Items from a data source:
_ _ _ _ _ _ _

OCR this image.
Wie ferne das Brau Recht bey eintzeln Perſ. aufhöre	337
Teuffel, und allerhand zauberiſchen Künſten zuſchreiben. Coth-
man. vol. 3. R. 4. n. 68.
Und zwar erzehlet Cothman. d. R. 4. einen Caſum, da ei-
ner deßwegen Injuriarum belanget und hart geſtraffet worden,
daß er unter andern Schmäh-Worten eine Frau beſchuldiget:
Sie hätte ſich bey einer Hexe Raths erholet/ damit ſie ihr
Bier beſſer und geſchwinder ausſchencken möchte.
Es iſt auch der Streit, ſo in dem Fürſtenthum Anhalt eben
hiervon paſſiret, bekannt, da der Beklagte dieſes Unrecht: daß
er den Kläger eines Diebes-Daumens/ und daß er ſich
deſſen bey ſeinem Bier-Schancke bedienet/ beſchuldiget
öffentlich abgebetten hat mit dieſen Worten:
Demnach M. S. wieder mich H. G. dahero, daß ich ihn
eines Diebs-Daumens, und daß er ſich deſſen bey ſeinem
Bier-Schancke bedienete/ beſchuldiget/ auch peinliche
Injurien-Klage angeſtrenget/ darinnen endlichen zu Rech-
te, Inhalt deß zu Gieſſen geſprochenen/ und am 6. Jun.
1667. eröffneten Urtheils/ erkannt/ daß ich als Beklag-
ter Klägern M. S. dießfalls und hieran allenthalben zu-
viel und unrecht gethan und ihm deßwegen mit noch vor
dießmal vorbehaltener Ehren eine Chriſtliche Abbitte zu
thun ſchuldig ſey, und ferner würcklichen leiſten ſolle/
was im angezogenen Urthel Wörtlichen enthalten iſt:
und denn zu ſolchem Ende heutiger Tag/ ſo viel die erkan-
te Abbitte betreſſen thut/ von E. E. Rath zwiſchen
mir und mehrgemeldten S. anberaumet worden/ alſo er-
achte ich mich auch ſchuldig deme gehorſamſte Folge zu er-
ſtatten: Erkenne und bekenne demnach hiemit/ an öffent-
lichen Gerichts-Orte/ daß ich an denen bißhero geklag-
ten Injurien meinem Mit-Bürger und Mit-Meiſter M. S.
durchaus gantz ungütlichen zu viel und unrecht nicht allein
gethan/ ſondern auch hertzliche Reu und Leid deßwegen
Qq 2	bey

_ _ _ _ _ _ _

== Request ==
Show the lines of the data that hold the word "ſich".

== Answer to this task ==
Sie hätte ſich bey einer Hexe Raths erholet/ damit ſie ihr
er den Kläger eines Diebes-Daumens/ und daß er ſich
eines Diebs-Daumens, und daß er ſich deſſen bey ſeinem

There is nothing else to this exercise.